Description of the task:
Omit all pictures. Copy the rest of the material exactly.

—————

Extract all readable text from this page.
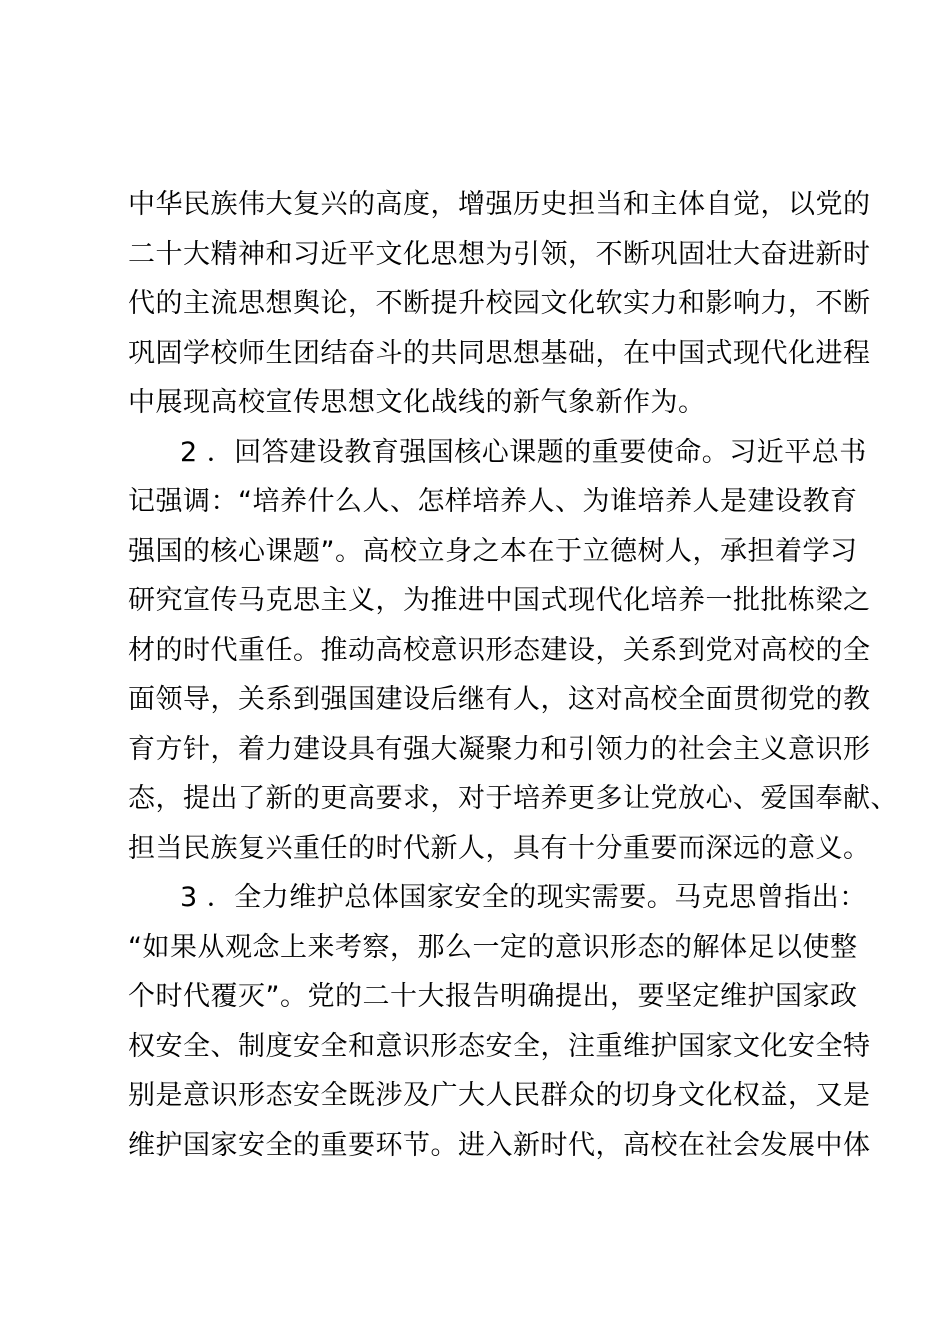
中华民族伟大复兴的高度，增强历史担当和主体自觉，以党的
二十大精神和习近平文化思想为引领，不断巩固壮大奋进新时
代的主流思想舆论，不断提升校园文化软实力和影响力，不断
巩固学校师生团结奋斗的共同思想基础，在中国式现代化进程
中展现高校宣传思想文化战线的新气象新作为。
2 ．回答建设教育强国核心课题的重要使命。习近平总书
记强调：“培养什么人、怎样培养人、为谁培养人是建设教育
强国的核心课题”。高校立身之本在于立德树人，承担着学习
研究宣传马克思主义，为推进中国式现代化培养一批批栋梁之
材的时代重任。推动高校意识形态建设，关系到党对高校的全
面领导，关系到强国建设后继有人，这对高校全面贯彻党的教
育方针，着力建设具有强大凝聚力和引领力的社会主义意识形
态，提出了新的更高要求，对于培养更多让党放心、爱国奉献、
担当民族复兴重任的时代新人，具有十分重要而深远的意义。
3 ．全力维护总体国家安全的现实需要。马克思曾指出：
“如果从观念上来考察，那么一定的意识形态的解体足以使整
个时代覆灭”。党的二十大报告明确提出，要坚定维护国家政
权安全、制度安全和意识形态安全，注重维护国家文化安全特
别是意识形态安全既涉及广大人民群众的切身文化权益，又是
维护国家安全的重要环节。进入新时代，高校在社会发展中体
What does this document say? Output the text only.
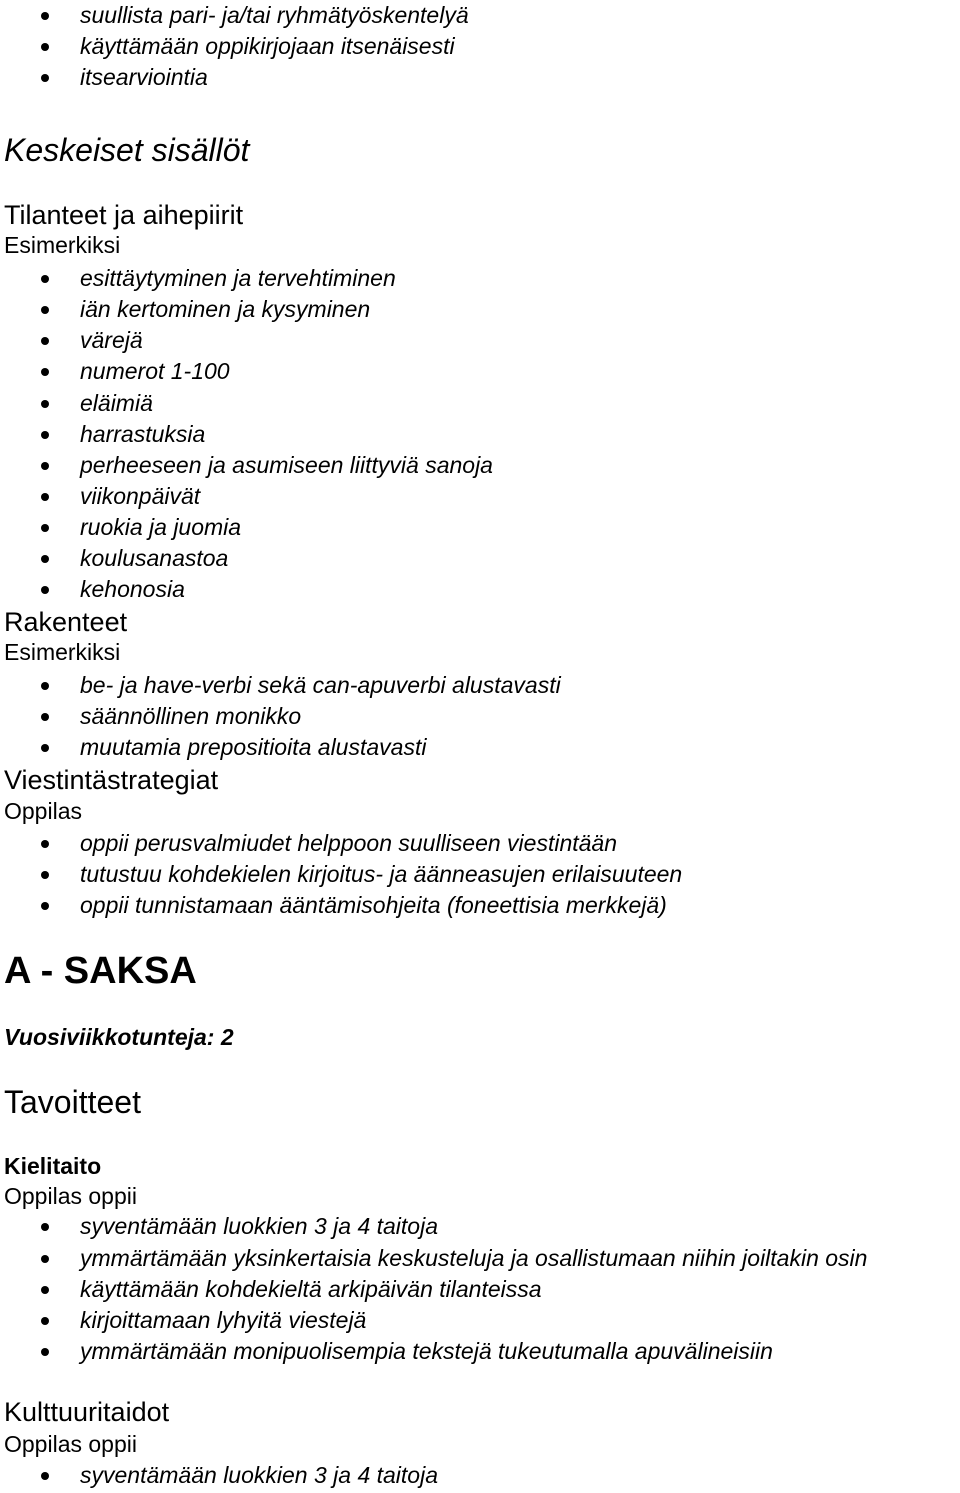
suullista pari- ja/tai ryhmätyöskentelyä
käyttämään oppikirjojaan itsenäisesti
itsearviointia
Keskeiset sisällöt
Tilanteet ja aihepiirit
Esimerkiksi
esittäytyminen ja tervehtiminen
iän kertominen ja kysyminen
värejä
numerot 1-100
eläimiä
harrastuksia
perheeseen ja asumiseen liittyviä sanoja
viikonpäivät
ruokia ja juomia
koulusanastoa
kehonosia
Rakenteet
Esimerkiksi
be- ja have-verbi sekä can-apuverbi alustavasti
säännöllinen monikko
muutamia prepositioita alustavasti
Viestintästrategiat
Oppilas
oppii perusvalmiudet helppoon suulliseen viestintään
tutustuu kohdekielen kirjoitus- ja äänneasujen erilaisuuteen
oppii tunnistamaan ääntämisohjeita (foneettisia merkkejä)
A - SAKSA
Vuosiviikkotunteja: 2
Tavoitteet
Kielitaito
Oppilas oppii
syventämään luokkien 3 ja 4 taitoja
ymmärtämään yksinkertaisia keskusteluja ja osallistumaan niihin joiltakin osin
käyttämään kohdekieltä arkipäivän tilanteissa
kirjoittamaan lyhyitä viestejä
ymmärtämään monipuolisempia tekstejä tukeutumalla apuvälineisiin
Kulttuuritaidot
Oppilas oppii
syventämään luokkien 3 ja 4 taitoja
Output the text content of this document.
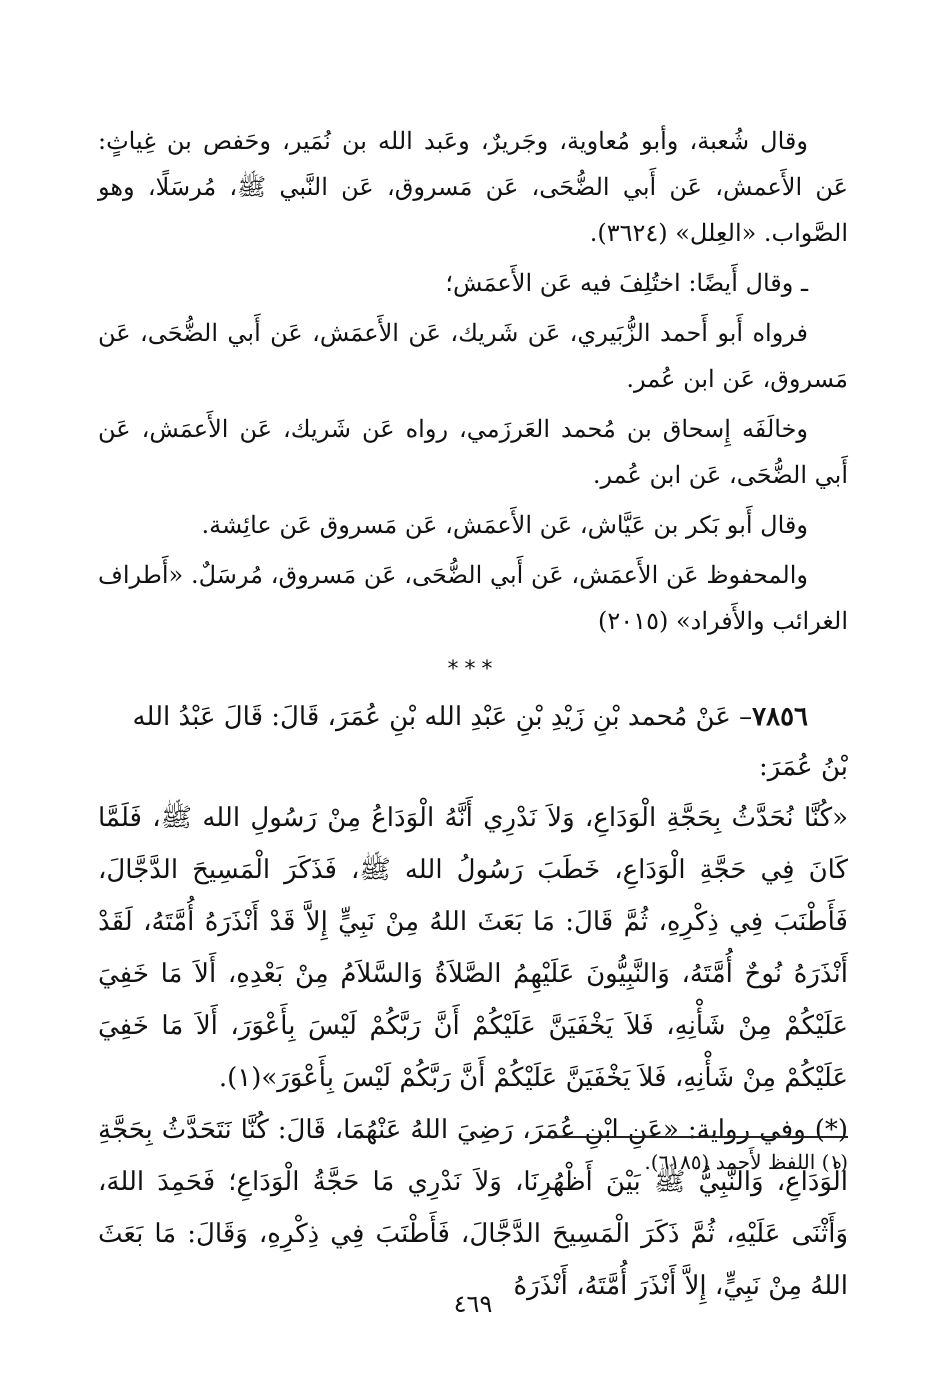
وقال شُعبة، وأبو مُعاوية، وجَريرٌ، وعَبد الله بن نُمَير، وحَفص بن غِياثٍ: عَن الأَعمش، عَن أَبي الضُّحَى، عَن مَسروق، عَن النَّبي ﷺ، مُرسَلًا، وهو الصَّواب. «العِلل» (٣٦٢٤).

ـ وقال أَيضًا: اختُلِفَ فيه عَن الأَعمَش؛

فرواه أَبو أَحمد الزُّبَيري، عَن شَريك، عَن الأَعمَش، عَن أَبي الضُّحَى، عَن مَسروق، عَن ابن عُمر.

وخالَفَه إِسحاق بن مُحمد العَرزَمي، رواه عَن شَريك، عَن الأَعمَش، عَن أَبي الضُّحَى، عَن ابن عُمر.

وقال أَبو بَكر بن عَيَّاش، عَن الأَعمَش، عَن مَسروق عَن عائِشة.

والمحفوظ عَن الأَعمَش، عَن أَبي الضُّحَى، عَن مَسروق، مُرسَلٌ. «أَطراف الغرائب والأَفراد» (٢٠١٥)

***

٧٨٥٦– عَنْ مُحمد بْنِ زَيْدِ بْنِ عَبْدِ الله بْنِ عُمَرَ، قَالَ: قَالَ عَبْدُ الله بْنُ عُمَرَ:

«كُنَّا نُحَدَّثُ بِحَجَّةِ الْوَدَاعِ، وَلاَ نَدْرِي أَنَّهُ الْوَدَاعُ مِنْ رَسُولِ الله ﷺ، فَلَمَّا كَانَ فِي حَجَّةِ الْوَدَاعِ، خَطَبَ رَسُولُ الله ﷺ، فَذَكَرَ الْمَسِيحَ الدَّجَّالَ، فَأَطْنَبَ فِي ذِكْرِهِ، ثُمَّ قَالَ: مَا بَعَثَ اللهُ مِنْ نَبِيٍّ إِلاَّ قَدْ أَنْذَرَهُ أُمَّتَهُ، لَقَدْ أَنْذَرَهُ نُوحٌ أُمَّتَهُ، وَالنَّبِيُّونَ عَلَيْهِمُ الصَّلاَةُ وَالسَّلاَمُ مِنْ بَعْدِهِ، أَلاَ مَا خَفِيَ عَلَيْكُمْ مِنْ شَأْنِهِ، فَلاَ يَخْفَيَنَّ عَلَيْكُمْ أَنَّ رَبَّكُمْ لَيْسَ بِأَعْوَرَ، أَلاَ مَا خَفِيَ عَلَيْكُمْ مِنْ شَأْنِهِ، فَلاَ يَخْفَيَنَّ عَلَيْكُمْ أَنَّ رَبَّكُمْ لَيْسَ بِأَعْوَرَ»(١).

(*) وفي رواية: «عَنِ ابْنِ عُمَرَ، رَضِيَ اللهُ عَنْهُمَا، قَالَ: كُنَّا نَتَحَدَّثُ بِحَجَّةِ الْوَدَاعِ، وَالنَّبِيُّ ﷺ بَيْنَ أَظْهُرِنَا، وَلاَ نَدْرِي مَا حَجَّةُ الْوَدَاعِ؛ فَحَمِدَ اللهَ، وَأَثْنَى عَلَيْهِ، ثُمَّ ذَكَرَ الْمَسِيحَ الدَّجَّالَ، فَأَطْنَبَ فِي ذِكْرِهِ، وَقَالَ: مَا بَعَثَ اللهُ مِنْ نَبِيٍّ، إِلاَّ أَنْذَرَ أُمَّتَهُ، أَنْذَرَهُ

(١) اللفظ لأَحمد (٦١٨٥).
٤٦٩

—————

Answer to the problem:
Extract all readable text from this page.
中华民族伟大复兴的高度，增强历史担当和主体自觉，以党的
二十大精神和习近平文化思想为引领，不断巩固壮大奋进新时
代的主流思想舆论，不断提升校园文化软实力和影响力，不断
巩固学校师生团结奋斗的共同思想基础，在中国式现代化进程
中展现高校宣传思想文化战线的新气象新作为。
2 ．回答建设教育强国核心课题的重要使命。习近平总书
记强调：“培养什么人、怎样培养人、为谁培养人是建设教育
强国的核心课题”。高校立身之本在于立德树人，承担着学习
研究宣传马克思主义，为推进中国式现代化培养一批批栋梁之
材的时代重任。推动高校意识形态建设，关系到党对高校的全
面领导，关系到强国建设后继有人，这对高校全面贯彻党的教
育方针，着力建设具有强大凝聚力和引领力的社会主义意识形
态，提出了新的更高要求，对于培养更多让党放心、爱国奉献、
担当民族复兴重任的时代新人，具有十分重要而深远的意义。
3 ．全力维护总体国家安全的现实需要。马克思曾指出：
“如果从观念上来考察，那么一定的意识形态的解体足以使整
个时代覆灭”。党的二十大报告明确提出，要坚定维护国家政
权安全、制度安全和意识形态安全，注重维护国家文化安全特
别是意识形态安全既涉及广大人民群众的切身文化权益，又是
维护国家安全的重要环节。进入新时代，高校在社会发展中体
What does this document say? Output the text only.
suullista pari- ja/tai ryhmätyöskentelyä
käyttämään oppikirjojaan itsenäisesti
itsearviointia
Keskeiset sisällöt
Tilanteet ja aihepiirit
Esimerkiksi
esittäytyminen ja tervehtiminen
iän kertominen ja kysyminen
värejä
numerot 1-100
eläimiä
harrastuksia
perheeseen ja asumiseen liittyviä sanoja
viikonpäivät
ruokia ja juomia
koulusanastoa
kehonosia
Rakenteet
Esimerkiksi
be- ja have-verbi sekä can-apuverbi alustavasti
säännöllinen monikko
muutamia prepositioita alustavasti
Viestintästrategiat
Oppilas
oppii perusvalmiudet helppoon suulliseen viestintään
tutustuu kohdekielen kirjoitus- ja äänneasujen erilaisuuteen
oppii tunnistamaan ääntämisohjeita (foneettisia merkkejä)
A - SAKSA
Vuosiviikkotunteja: 2
Tavoitteet
Kielitaito
Oppilas oppii
syventämään luokkien 3 ja 4 taitoja
ymmärtämään yksinkertaisia keskusteluja ja osallistumaan niihin joiltakin osin
käyttämään kohdekieltä arkipäivän tilanteissa
kirjoittamaan lyhyitä viestejä
ymmärtämään monipuolisempia tekstejä tukeutumalla apuvälineisiin
Kulttuuritaidot
Oppilas oppii
syventämään luokkien 3 ja 4 taitoja
Output the text content of this document.
وقال شُعبة، وأبو مُعاوية، وجَريرٌ، وعَبد الله بن نُمَير، وحَفص بن غِياثٍ: عَن الأَعمش، عَن أَبي الضُّحَى، عَن مَسروق، عَن النَّبي ﷺ، مُرسَلًا، وهو الصَّواب. «العِلل» (٣٦٢٤).

ـ وقال أَيضًا: اختُلِفَ فيه عَن الأَعمَش؛

فرواه أَبو أَحمد الزُّبَيري، عَن شَريك، عَن الأَعمَش، عَن أَبي الضُّحَى، عَن مَسروق، عَن ابن عُمر.

وخالَفَه إِسحاق بن مُحمد العَرزَمي، رواه عَن شَريك، عَن الأَعمَش، عَن أَبي الضُّحَى، عَن ابن عُمر.

وقال أَبو بَكر بن عَيَّاش، عَن الأَعمَش، عَن مَسروق عَن عائِشة.

والمحفوظ عَن الأَعمَش، عَن أَبي الضُّحَى، عَن مَسروق، مُرسَلٌ. «أَطراف الغرائب والأَفراد» (٢٠١٥)

***

٧٨٥٦– عَنْ مُحمد بْنِ زَيْدِ بْنِ عَبْدِ الله بْنِ عُمَرَ، قَالَ: قَالَ عَبْدُ الله بْنُ عُمَرَ:

«كُنَّا نُحَدَّثُ بِحَجَّةِ الْوَدَاعِ، وَلاَ نَدْرِي أَنَّهُ الْوَدَاعُ مِنْ رَسُولِ الله ﷺ، فَلَمَّا كَانَ فِي حَجَّةِ الْوَدَاعِ، خَطَبَ رَسُولُ الله ﷺ، فَذَكَرَ الْمَسِيحَ الدَّجَّالَ، فَأَطْنَبَ فِي ذِكْرِهِ، ثُمَّ قَالَ: مَا بَعَثَ اللهُ مِنْ نَبِيٍّ إِلاَّ قَدْ أَنْذَرَهُ أُمَّتَهُ، لَقَدْ أَنْذَرَهُ نُوحٌ أُمَّتَهُ، وَالنَّبِيُّونَ عَلَيْهِمُ الصَّلاَةُ وَالسَّلاَمُ مِنْ بَعْدِهِ، أَلاَ مَا خَفِيَ عَلَيْكُمْ مِنْ شَأْنِهِ، فَلاَ يَخْفَيَنَّ عَلَيْكُمْ أَنَّ رَبَّكُمْ لَيْسَ بِأَعْوَرَ، أَلاَ مَا خَفِيَ عَلَيْكُمْ مِنْ شَأْنِهِ، فَلاَ يَخْفَيَنَّ عَلَيْكُمْ أَنَّ رَبَّكُمْ لَيْسَ بِأَعْوَرَ»(١).

(*) وفي رواية: «عَنِ ابْنِ عُمَرَ، رَضِيَ اللهُ عَنْهُمَا، قَالَ: كُنَّا نَتَحَدَّثُ بِحَجَّةِ الْوَدَاعِ، وَالنَّبِيُّ ﷺ بَيْنَ أَظْهُرِنَا، وَلاَ نَدْرِي مَا حَجَّةُ الْوَدَاعِ؛ فَحَمِدَ اللهَ، وَأَثْنَى عَلَيْهِ، ثُمَّ ذَكَرَ الْمَسِيحَ الدَّجَّالَ، فَأَطْنَبَ فِي ذِكْرِهِ، وَقَالَ: مَا بَعَثَ اللهُ مِنْ نَبِيٍّ، إِلاَّ أَنْذَرَ أُمَّتَهُ، أَنْذَرَهُ

(١) اللفظ لأَحمد (٦١٨٥).
٤٦٩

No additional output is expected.